Pictures stay out of the copy; restate everything else in the material exactly.

- - - -

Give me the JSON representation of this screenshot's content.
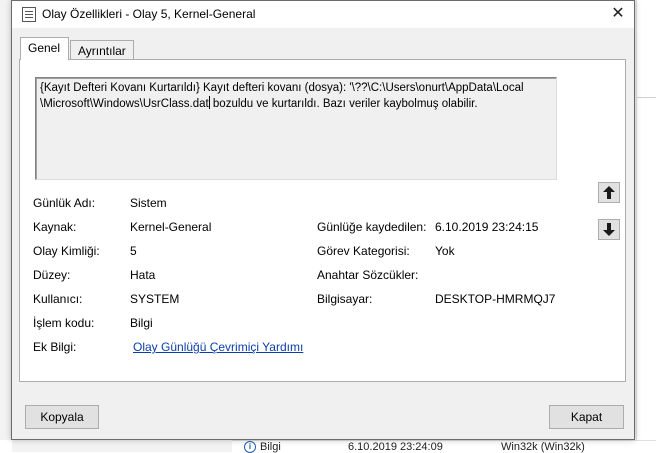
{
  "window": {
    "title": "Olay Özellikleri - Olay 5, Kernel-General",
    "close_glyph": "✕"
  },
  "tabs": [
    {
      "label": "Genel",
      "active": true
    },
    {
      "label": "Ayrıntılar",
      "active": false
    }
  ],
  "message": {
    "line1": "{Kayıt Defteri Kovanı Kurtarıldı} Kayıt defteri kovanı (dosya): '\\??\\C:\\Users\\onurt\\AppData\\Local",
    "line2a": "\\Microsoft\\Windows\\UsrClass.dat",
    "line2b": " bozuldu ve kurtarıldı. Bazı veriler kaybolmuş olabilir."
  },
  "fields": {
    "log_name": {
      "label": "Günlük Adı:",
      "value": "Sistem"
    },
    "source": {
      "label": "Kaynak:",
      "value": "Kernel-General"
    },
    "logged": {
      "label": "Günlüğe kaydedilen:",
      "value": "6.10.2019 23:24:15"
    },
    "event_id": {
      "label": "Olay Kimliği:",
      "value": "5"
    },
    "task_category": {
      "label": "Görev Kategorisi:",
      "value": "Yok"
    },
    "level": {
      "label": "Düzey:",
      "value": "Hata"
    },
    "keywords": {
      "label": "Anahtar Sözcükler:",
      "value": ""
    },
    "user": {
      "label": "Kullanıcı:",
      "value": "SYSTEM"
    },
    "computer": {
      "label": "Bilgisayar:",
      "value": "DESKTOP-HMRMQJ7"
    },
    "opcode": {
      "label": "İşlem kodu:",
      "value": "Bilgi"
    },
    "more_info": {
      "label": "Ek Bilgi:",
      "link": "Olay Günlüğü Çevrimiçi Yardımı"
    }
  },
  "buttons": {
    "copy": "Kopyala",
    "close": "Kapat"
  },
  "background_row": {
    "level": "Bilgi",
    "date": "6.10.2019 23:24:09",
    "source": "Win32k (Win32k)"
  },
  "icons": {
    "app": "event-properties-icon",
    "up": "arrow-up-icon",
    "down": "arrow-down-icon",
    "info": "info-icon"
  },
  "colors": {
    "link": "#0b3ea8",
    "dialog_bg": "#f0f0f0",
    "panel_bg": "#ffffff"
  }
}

- - - -

### Result of the exercise
Give me the JSON representation of this screenshot's content.
{
  "window": {
    "title": "Olay Özellikleri - Olay 5, Kernel-General",
    "close_glyph": "✕"
  },
  "tabs": [
    {
      "label": "Genel",
      "active": true
    },
    {
      "label": "Ayrıntılar",
      "active": false
    }
  ],
  "message": {
    "line1": "{Kayıt Defteri Kovanı Kurtarıldı} Kayıt defteri kovanı (dosya): '\\??\\C:\\Users\\onurt\\AppData\\Local",
    "line2a": "\\Microsoft\\Windows\\UsrClass.dat",
    "line2b": " bozuldu ve kurtarıldı. Bazı veriler kaybolmuş olabilir."
  },
  "fields": {
    "log_name": {
      "label": "Günlük Adı:",
      "value": "Sistem"
    },
    "source": {
      "label": "Kaynak:",
      "value": "Kernel-General"
    },
    "logged": {
      "label": "Günlüğe kaydedilen:",
      "value": "6.10.2019 23:24:15"
    },
    "event_id": {
      "label": "Olay Kimliği:",
      "value": "5"
    },
    "task_category": {
      "label": "Görev Kategorisi:",
      "value": "Yok"
    },
    "level": {
      "label": "Düzey:",
      "value": "Hata"
    },
    "keywords": {
      "label": "Anahtar Sözcükler:",
      "value": ""
    },
    "user": {
      "label": "Kullanıcı:",
      "value": "SYSTEM"
    },
    "computer": {
      "label": "Bilgisayar:",
      "value": "DESKTOP-HMRMQJ7"
    },
    "opcode": {
      "label": "İşlem kodu:",
      "value": "Bilgi"
    },
    "more_info": {
      "label": "Ek Bilgi:",
      "link": "Olay Günlüğü Çevrimiçi Yardımı"
    }
  },
  "buttons": {
    "copy": "Kopyala",
    "close": "Kapat"
  },
  "background_row": {
    "level": "Bilgi",
    "date": "6.10.2019 23:24:09",
    "source": "Win32k (Win32k)"
  },
  "icons": {
    "app": "event-properties-icon",
    "up": "arrow-up-icon",
    "down": "arrow-down-icon",
    "info": "info-icon"
  },
  "colors": {
    "link": "#0b3ea8",
    "dialog_bg": "#f0f0f0",
    "panel_bg": "#ffffff"
  }
}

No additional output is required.